*RECORDS SUPPLIED:*
=-=-=

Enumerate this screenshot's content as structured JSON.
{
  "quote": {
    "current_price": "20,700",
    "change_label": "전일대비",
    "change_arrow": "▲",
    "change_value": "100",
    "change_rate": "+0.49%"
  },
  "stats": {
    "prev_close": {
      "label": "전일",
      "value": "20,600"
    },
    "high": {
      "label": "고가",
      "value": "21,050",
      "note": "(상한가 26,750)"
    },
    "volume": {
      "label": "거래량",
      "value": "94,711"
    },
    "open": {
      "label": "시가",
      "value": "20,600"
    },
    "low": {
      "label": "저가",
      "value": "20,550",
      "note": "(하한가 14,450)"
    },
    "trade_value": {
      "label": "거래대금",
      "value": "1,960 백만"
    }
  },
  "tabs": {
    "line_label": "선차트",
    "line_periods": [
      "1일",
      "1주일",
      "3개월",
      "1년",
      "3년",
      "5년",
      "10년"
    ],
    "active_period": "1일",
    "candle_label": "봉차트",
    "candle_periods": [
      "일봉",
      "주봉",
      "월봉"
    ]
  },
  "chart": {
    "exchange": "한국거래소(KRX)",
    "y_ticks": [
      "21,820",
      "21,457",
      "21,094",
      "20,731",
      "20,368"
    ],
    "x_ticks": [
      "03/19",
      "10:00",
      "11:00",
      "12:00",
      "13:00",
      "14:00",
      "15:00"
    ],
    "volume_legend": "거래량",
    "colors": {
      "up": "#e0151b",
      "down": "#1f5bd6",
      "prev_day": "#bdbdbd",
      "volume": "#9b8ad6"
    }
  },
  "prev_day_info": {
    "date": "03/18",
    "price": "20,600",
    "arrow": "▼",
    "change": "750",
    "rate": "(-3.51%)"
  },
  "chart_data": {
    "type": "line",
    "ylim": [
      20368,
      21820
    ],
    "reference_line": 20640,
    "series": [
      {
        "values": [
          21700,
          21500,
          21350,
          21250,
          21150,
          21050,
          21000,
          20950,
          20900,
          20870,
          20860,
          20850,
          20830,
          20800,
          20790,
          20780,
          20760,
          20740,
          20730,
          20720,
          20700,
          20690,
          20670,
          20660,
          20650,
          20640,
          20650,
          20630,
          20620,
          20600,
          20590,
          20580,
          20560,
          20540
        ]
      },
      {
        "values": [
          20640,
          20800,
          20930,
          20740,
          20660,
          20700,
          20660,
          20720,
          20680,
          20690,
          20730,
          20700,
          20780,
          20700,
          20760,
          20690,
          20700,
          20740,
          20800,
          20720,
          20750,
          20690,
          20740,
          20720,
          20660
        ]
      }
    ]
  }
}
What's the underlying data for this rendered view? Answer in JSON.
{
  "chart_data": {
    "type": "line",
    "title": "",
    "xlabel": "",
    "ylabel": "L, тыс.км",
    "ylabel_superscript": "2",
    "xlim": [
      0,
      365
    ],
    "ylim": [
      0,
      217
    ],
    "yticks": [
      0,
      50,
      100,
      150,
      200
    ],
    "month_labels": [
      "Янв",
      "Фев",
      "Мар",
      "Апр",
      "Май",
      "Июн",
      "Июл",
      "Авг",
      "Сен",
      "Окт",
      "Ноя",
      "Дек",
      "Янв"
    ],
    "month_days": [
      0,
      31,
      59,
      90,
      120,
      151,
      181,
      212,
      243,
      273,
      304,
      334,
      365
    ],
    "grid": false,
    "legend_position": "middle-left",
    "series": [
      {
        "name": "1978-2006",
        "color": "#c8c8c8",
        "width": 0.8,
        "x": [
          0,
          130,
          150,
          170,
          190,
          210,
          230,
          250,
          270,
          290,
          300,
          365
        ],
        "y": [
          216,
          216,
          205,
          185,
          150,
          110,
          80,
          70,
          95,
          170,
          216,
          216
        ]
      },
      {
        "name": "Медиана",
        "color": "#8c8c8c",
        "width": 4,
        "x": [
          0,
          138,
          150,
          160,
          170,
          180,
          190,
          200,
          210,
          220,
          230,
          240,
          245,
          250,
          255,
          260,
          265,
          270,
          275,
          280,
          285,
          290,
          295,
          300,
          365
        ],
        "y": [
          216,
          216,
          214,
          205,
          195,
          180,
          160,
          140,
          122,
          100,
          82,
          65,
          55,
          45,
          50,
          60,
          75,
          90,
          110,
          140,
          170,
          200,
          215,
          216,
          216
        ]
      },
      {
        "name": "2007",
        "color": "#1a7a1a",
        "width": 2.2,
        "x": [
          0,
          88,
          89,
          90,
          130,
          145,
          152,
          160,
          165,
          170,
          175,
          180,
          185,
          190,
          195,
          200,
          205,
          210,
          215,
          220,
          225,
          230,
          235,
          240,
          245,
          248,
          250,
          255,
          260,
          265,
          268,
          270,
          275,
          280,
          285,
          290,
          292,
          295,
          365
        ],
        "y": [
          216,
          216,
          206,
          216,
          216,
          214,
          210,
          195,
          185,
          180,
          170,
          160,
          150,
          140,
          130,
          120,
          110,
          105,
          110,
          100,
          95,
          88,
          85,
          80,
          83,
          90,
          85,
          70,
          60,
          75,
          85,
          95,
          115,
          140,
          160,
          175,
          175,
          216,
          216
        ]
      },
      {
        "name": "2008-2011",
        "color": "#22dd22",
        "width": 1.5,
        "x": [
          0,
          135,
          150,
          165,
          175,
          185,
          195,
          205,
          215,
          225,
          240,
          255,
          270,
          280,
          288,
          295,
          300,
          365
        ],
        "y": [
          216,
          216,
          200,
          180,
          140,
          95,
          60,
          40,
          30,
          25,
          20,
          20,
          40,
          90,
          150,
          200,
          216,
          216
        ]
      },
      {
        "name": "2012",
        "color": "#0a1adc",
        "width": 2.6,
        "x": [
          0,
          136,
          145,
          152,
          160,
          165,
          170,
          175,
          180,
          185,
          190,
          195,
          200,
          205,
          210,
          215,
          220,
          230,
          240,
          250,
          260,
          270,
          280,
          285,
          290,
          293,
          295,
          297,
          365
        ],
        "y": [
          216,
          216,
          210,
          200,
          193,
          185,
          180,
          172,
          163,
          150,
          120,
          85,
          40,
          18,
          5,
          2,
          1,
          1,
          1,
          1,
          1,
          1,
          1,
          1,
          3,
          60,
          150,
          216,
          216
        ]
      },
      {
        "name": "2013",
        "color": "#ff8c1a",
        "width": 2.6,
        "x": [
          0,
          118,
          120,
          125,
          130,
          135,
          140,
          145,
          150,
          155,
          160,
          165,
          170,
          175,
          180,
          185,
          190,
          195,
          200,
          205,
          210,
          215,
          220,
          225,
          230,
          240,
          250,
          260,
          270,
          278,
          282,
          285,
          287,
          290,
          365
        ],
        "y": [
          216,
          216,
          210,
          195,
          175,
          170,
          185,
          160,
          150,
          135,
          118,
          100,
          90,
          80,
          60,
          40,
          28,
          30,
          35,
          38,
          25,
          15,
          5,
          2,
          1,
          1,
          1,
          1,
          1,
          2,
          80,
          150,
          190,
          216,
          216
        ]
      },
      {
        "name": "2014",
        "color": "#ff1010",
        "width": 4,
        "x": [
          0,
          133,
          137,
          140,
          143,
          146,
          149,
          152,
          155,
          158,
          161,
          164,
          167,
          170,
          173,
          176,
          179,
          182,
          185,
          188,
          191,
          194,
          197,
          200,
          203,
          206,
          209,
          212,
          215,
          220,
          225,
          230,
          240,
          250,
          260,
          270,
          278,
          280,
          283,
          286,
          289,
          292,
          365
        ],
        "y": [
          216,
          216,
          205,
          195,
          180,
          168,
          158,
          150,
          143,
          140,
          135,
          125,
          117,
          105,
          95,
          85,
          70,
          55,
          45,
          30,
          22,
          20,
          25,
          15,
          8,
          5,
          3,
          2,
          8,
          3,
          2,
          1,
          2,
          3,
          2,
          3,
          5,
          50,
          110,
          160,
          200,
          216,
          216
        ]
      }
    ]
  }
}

=-=-=

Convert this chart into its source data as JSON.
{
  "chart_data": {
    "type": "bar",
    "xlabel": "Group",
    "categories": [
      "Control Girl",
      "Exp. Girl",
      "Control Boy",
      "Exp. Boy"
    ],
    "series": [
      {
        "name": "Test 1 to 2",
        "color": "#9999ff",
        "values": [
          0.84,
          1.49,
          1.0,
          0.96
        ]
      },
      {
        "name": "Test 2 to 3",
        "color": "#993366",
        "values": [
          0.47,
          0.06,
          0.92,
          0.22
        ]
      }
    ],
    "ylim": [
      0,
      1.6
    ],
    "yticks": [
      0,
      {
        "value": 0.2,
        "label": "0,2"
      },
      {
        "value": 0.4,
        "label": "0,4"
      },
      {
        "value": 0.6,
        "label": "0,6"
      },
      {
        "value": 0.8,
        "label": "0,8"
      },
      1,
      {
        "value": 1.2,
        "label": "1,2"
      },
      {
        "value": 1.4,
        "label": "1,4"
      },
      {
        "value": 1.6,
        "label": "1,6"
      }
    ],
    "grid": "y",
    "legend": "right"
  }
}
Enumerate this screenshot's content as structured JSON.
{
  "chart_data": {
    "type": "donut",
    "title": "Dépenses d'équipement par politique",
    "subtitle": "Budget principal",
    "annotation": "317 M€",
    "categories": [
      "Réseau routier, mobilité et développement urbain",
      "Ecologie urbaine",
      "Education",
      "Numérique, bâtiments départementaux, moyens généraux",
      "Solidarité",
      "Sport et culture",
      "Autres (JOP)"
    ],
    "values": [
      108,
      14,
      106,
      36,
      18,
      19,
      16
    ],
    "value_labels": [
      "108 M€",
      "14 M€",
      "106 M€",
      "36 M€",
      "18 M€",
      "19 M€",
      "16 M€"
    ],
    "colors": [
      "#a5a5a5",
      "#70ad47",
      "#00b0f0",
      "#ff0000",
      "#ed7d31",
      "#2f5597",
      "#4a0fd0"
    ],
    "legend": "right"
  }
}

=-=-=

*GIVEN PROBLEM:*
Copy down every line of the material above that includes the string "width".

*TASK RESULT:*
        "width": 0.8,
        "width": 4,
        "width": 2.2,
        "width": 1.5,
        "width": 2.6,
        "width": 2.6,
        "width": 4,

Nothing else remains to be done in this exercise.